┌──

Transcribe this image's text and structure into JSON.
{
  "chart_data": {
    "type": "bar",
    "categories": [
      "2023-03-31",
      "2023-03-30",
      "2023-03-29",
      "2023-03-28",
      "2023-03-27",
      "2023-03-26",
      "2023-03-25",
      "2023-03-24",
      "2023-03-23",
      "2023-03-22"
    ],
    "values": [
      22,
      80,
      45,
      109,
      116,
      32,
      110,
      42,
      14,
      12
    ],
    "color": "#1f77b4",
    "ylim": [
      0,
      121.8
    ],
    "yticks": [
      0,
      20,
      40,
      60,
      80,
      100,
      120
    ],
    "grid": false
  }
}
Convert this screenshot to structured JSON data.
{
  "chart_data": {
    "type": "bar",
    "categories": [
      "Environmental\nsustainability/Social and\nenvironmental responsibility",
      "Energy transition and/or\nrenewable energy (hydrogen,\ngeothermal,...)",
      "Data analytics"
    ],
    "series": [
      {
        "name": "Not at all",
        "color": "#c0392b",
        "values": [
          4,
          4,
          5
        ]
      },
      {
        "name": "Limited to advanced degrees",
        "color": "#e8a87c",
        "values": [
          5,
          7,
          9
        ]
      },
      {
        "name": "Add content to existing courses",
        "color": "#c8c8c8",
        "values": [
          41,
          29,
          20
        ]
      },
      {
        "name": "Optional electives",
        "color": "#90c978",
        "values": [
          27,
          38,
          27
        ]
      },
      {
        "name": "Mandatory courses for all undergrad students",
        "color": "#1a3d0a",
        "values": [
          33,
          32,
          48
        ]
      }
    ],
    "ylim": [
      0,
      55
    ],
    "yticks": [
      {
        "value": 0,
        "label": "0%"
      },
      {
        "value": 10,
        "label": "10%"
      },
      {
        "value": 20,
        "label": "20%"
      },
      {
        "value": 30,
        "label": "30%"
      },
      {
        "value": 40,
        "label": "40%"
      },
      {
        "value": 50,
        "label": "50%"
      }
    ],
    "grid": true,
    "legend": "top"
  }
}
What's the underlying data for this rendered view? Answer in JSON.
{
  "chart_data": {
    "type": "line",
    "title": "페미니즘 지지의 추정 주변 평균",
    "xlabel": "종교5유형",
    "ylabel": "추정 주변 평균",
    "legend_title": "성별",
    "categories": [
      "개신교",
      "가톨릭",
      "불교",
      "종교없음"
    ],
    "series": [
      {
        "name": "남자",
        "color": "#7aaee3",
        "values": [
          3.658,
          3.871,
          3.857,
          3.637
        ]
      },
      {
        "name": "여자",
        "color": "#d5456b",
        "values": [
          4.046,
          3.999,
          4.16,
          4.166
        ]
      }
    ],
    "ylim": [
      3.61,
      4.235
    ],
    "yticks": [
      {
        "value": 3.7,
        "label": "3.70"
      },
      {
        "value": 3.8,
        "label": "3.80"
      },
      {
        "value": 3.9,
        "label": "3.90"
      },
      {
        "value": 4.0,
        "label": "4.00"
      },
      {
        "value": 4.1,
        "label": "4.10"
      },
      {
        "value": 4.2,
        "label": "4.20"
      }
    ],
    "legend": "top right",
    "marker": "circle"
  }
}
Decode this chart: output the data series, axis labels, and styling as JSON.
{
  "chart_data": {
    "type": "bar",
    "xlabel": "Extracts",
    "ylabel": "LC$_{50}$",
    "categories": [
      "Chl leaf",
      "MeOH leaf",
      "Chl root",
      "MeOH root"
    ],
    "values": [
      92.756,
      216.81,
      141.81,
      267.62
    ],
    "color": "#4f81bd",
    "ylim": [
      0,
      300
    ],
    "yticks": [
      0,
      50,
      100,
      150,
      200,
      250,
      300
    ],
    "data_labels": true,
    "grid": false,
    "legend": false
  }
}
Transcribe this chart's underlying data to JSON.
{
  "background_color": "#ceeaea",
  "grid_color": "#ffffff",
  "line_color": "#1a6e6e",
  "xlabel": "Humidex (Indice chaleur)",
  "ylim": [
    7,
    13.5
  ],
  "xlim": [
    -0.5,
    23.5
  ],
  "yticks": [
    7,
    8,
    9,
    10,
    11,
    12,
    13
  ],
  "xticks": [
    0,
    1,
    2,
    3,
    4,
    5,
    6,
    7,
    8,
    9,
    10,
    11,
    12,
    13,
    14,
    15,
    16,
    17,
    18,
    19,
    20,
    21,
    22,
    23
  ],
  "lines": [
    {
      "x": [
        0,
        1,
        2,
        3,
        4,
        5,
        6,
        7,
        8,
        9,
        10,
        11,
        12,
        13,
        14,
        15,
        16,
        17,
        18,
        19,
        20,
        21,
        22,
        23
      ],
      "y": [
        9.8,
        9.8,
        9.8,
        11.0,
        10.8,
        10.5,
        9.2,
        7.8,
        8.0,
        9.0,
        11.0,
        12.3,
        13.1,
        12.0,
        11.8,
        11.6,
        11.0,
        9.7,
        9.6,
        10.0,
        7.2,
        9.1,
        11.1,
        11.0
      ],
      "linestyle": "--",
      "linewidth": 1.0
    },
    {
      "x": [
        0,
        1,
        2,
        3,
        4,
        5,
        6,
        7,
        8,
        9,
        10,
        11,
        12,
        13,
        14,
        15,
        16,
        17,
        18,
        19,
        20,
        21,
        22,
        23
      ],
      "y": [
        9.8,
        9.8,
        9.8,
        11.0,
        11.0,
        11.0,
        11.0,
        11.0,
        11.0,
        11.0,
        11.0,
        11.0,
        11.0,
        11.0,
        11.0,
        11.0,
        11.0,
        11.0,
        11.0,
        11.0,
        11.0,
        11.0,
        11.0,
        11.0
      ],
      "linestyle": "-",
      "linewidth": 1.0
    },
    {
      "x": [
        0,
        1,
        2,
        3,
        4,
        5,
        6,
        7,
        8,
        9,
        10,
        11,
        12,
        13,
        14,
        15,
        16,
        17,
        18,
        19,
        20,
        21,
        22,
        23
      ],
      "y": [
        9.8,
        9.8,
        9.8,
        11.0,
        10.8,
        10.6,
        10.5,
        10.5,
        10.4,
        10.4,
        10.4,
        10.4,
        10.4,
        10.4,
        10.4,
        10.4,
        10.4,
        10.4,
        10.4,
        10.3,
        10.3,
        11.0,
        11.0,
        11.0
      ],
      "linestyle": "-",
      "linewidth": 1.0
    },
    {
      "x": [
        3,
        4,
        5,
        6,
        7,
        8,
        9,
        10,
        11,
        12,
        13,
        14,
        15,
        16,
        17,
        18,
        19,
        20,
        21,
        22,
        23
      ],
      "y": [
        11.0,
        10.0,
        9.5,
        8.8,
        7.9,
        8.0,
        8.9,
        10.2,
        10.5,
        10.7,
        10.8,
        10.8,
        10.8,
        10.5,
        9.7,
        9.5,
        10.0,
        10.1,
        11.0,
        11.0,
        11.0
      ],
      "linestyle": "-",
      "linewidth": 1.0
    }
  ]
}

└──

THE EXERCISE => Repeat the material word for word, in full.

OUTPUT OF THE TASK =>
Transcribe this image's text and structure into JSON.
{
  "chart_data": {
    "type": "bar",
    "categories": [
      "2023-03-31",
      "2023-03-30",
      "2023-03-29",
      "2023-03-28",
      "2023-03-27",
      "2023-03-26",
      "2023-03-25",
      "2023-03-24",
      "2023-03-23",
      "2023-03-22"
    ],
    "values": [
      22,
      80,
      45,
      109,
      116,
      32,
      110,
      42,
      14,
      12
    ],
    "color": "#1f77b4",
    "ylim": [
      0,
      121.8
    ],
    "yticks": [
      0,
      20,
      40,
      60,
      80,
      100,
      120
    ],
    "grid": false
  }
}
Convert this screenshot to structured JSON data.
{
  "chart_data": {
    "type": "bar",
    "categories": [
      "Environmental\nsustainability/Social and\nenvironmental responsibility",
      "Energy transition and/or\nrenewable energy (hydrogen,\ngeothermal,...)",
      "Data analytics"
    ],
    "series": [
      {
        "name": "Not at all",
        "color": "#c0392b",
        "values": [
          4,
          4,
          5
        ]
      },
      {
        "name": "Limited to advanced degrees",
        "color": "#e8a87c",
        "values": [
          5,
          7,
          9
        ]
      },
      {
        "name": "Add content to existing courses",
        "color": "#c8c8c8",
        "values": [
          41,
          29,
          20
        ]
      },
      {
        "name": "Optional electives",
        "color": "#90c978",
        "values": [
          27,
          38,
          27
        ]
      },
      {
        "name": "Mandatory courses for all undergrad students",
        "color": "#1a3d0a",
        "values": [
          33,
          32,
          48
        ]
      }
    ],
    "ylim": [
      0,
      55
    ],
    "yticks": [
      {
        "value": 0,
        "label": "0%"
      },
      {
        "value": 10,
        "label": "10%"
      },
      {
        "value": 20,
        "label": "20%"
      },
      {
        "value": 30,
        "label": "30%"
      },
      {
        "value": 40,
        "label": "40%"
      },
      {
        "value": 50,
        "label": "50%"
      }
    ],
    "grid": true,
    "legend": "top"
  }
}
What's the underlying data for this rendered view? Answer in JSON.
{
  "chart_data": {
    "type": "line",
    "title": "페미니즘 지지의 추정 주변 평균",
    "xlabel": "종교5유형",
    "ylabel": "추정 주변 평균",
    "legend_title": "성별",
    "categories": [
      "개신교",
      "가톨릭",
      "불교",
      "종교없음"
    ],
    "series": [
      {
        "name": "남자",
        "color": "#7aaee3",
        "values": [
          3.658,
          3.871,
          3.857,
          3.637
        ]
      },
      {
        "name": "여자",
        "color": "#d5456b",
        "values": [
          4.046,
          3.999,
          4.16,
          4.166
        ]
      }
    ],
    "ylim": [
      3.61,
      4.235
    ],
    "yticks": [
      {
        "value": 3.7,
        "label": "3.70"
      },
      {
        "value": 3.8,
        "label": "3.80"
      },
      {
        "value": 3.9,
        "label": "3.90"
      },
      {
        "value": 4.0,
        "label": "4.00"
      },
      {
        "value": 4.1,
        "label": "4.10"
      },
      {
        "value": 4.2,
        "label": "4.20"
      }
    ],
    "legend": "top right",
    "marker": "circle"
  }
}
Decode this chart: output the data series, axis labels, and styling as JSON.
{
  "chart_data": {
    "type": "bar",
    "xlabel": "Extracts",
    "ylabel": "LC$_{50}$",
    "categories": [
      "Chl leaf",
      "MeOH leaf",
      "Chl root",
      "MeOH root"
    ],
    "values": [
      92.756,
      216.81,
      141.81,
      267.62
    ],
    "color": "#4f81bd",
    "ylim": [
      0,
      300
    ],
    "yticks": [
      0,
      50,
      100,
      150,
      200,
      250,
      300
    ],
    "data_labels": true,
    "grid": false,
    "legend": false
  }
}
Transcribe this chart's underlying data to JSON.
{
  "background_color": "#ceeaea",
  "grid_color": "#ffffff",
  "line_color": "#1a6e6e",
  "xlabel": "Humidex (Indice chaleur)",
  "ylim": [
    7,
    13.5
  ],
  "xlim": [
    -0.5,
    23.5
  ],
  "yticks": [
    7,
    8,
    9,
    10,
    11,
    12,
    13
  ],
  "xticks": [
    0,
    1,
    2,
    3,
    4,
    5,
    6,
    7,
    8,
    9,
    10,
    11,
    12,
    13,
    14,
    15,
    16,
    17,
    18,
    19,
    20,
    21,
    22,
    23
  ],
  "lines": [
    {
      "x": [
        0,
        1,
        2,
        3,
        4,
        5,
        6,
        7,
        8,
        9,
        10,
        11,
        12,
        13,
        14,
        15,
        16,
        17,
        18,
        19,
        20,
        21,
        22,
        23
      ],
      "y": [
        9.8,
        9.8,
        9.8,
        11.0,
        10.8,
        10.5,
        9.2,
        7.8,
        8.0,
        9.0,
        11.0,
        12.3,
        13.1,
        12.0,
        11.8,
        11.6,
        11.0,
        9.7,
        9.6,
        10.0,
        7.2,
        9.1,
        11.1,
        11.0
      ],
      "linestyle": "--",
      "linewidth": 1.0
    },
    {
      "x": [
        0,
        1,
        2,
        3,
        4,
        5,
        6,
        7,
        8,
        9,
        10,
        11,
        12,
        13,
        14,
        15,
        16,
        17,
        18,
        19,
        20,
        21,
        22,
        23
      ],
      "y": [
        9.8,
        9.8,
        9.8,
        11.0,
        11.0,
        11.0,
        11.0,
        11.0,
        11.0,
        11.0,
        11.0,
        11.0,
        11.0,
        11.0,
        11.0,
        11.0,
        11.0,
        11.0,
        11.0,
        11.0,
        11.0,
        11.0,
        11.0,
        11.0
      ],
      "linestyle": "-",
      "linewidth": 1.0
    },
    {
      "x": [
        0,
        1,
        2,
        3,
        4,
        5,
        6,
        7,
        8,
        9,
        10,
        11,
        12,
        13,
        14,
        15,
        16,
        17,
        18,
        19,
        20,
        21,
        22,
        23
      ],
      "y": [
        9.8,
        9.8,
        9.8,
        11.0,
        10.8,
        10.6,
        10.5,
        10.5,
        10.4,
        10.4,
        10.4,
        10.4,
        10.4,
        10.4,
        10.4,
        10.4,
        10.4,
        10.4,
        10.4,
        10.3,
        10.3,
        11.0,
        11.0,
        11.0
      ],
      "linestyle": "-",
      "linewidth": 1.0
    },
    {
      "x": [
        3,
        4,
        5,
        6,
        7,
        8,
        9,
        10,
        11,
        12,
        13,
        14,
        15,
        16,
        17,
        18,
        19,
        20,
        21,
        22,
        23
      ],
      "y": [
        11.0,
        10.0,
        9.5,
        8.8,
        7.9,
        8.0,
        8.9,
        10.2,
        10.5,
        10.7,
        10.8,
        10.8,
        10.8,
        10.5,
        9.7,
        9.5,
        10.0,
        10.1,
        11.0,
        11.0,
        11.0
      ],
      "linestyle": "-",
      "linewidth": 1.0
    }
  ]
}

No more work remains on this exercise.